### [Task data]
________________
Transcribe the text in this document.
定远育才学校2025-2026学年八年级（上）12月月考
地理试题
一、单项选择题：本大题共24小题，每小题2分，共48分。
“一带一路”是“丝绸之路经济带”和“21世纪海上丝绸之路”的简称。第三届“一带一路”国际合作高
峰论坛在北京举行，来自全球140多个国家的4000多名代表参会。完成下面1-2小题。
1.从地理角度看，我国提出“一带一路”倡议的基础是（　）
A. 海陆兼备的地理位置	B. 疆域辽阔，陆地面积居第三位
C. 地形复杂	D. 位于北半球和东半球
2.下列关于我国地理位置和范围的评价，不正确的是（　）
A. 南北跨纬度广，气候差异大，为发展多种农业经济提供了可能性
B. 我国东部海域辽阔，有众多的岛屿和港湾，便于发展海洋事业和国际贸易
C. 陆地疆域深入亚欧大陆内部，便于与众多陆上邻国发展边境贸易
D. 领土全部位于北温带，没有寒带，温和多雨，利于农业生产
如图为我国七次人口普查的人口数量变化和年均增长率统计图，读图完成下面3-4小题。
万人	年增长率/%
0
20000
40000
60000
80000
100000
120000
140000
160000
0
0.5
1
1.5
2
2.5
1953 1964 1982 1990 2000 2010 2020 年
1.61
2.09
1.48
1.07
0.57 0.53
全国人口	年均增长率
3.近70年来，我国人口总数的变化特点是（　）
________________
### [Work instructions]
Each record must be returned exactly as it is written.

### [Exercise solution]
Transcribe the text in this document.
定远育才学校2025-2026学年八年级（上）12月月考
地理试题
一、单项选择题：本大题共24小题，每小题2分，共48分。
“一带一路”是“丝绸之路经济带”和“21世纪海上丝绸之路”的简称。第三届“一带一路”国际合作高
峰论坛在北京举行，来自全球140多个国家的4000多名代表参会。完成下面1-2小题。
1.从地理角度看，我国提出“一带一路”倡议的基础是（　）
A. 海陆兼备的地理位置	B. 疆域辽阔，陆地面积居第三位
C. 地形复杂	D. 位于北半球和东半球
2.下列关于我国地理位置和范围的评价，不正确的是（　）
A. 南北跨纬度广，气候差异大，为发展多种农业经济提供了可能性
B. 我国东部海域辽阔，有众多的岛屿和港湾，便于发展海洋事业和国际贸易
C. 陆地疆域深入亚欧大陆内部，便于与众多陆上邻国发展边境贸易
D. 领土全部位于北温带，没有寒带，温和多雨，利于农业生产
如图为我国七次人口普查的人口数量变化和年均增长率统计图，读图完成下面3-4小题。
万人	年增长率/%
0
20000
40000
60000
80000
100000
120000
140000
160000
0
0.5
1
1.5
2
2.5
1953 1964 1982 1990 2000 2010 2020 年
1.61
2.09
1.48
1.07
0.57 0.53
全国人口	年均增长率
3.近70年来，我国人口总数的变化特点是（　）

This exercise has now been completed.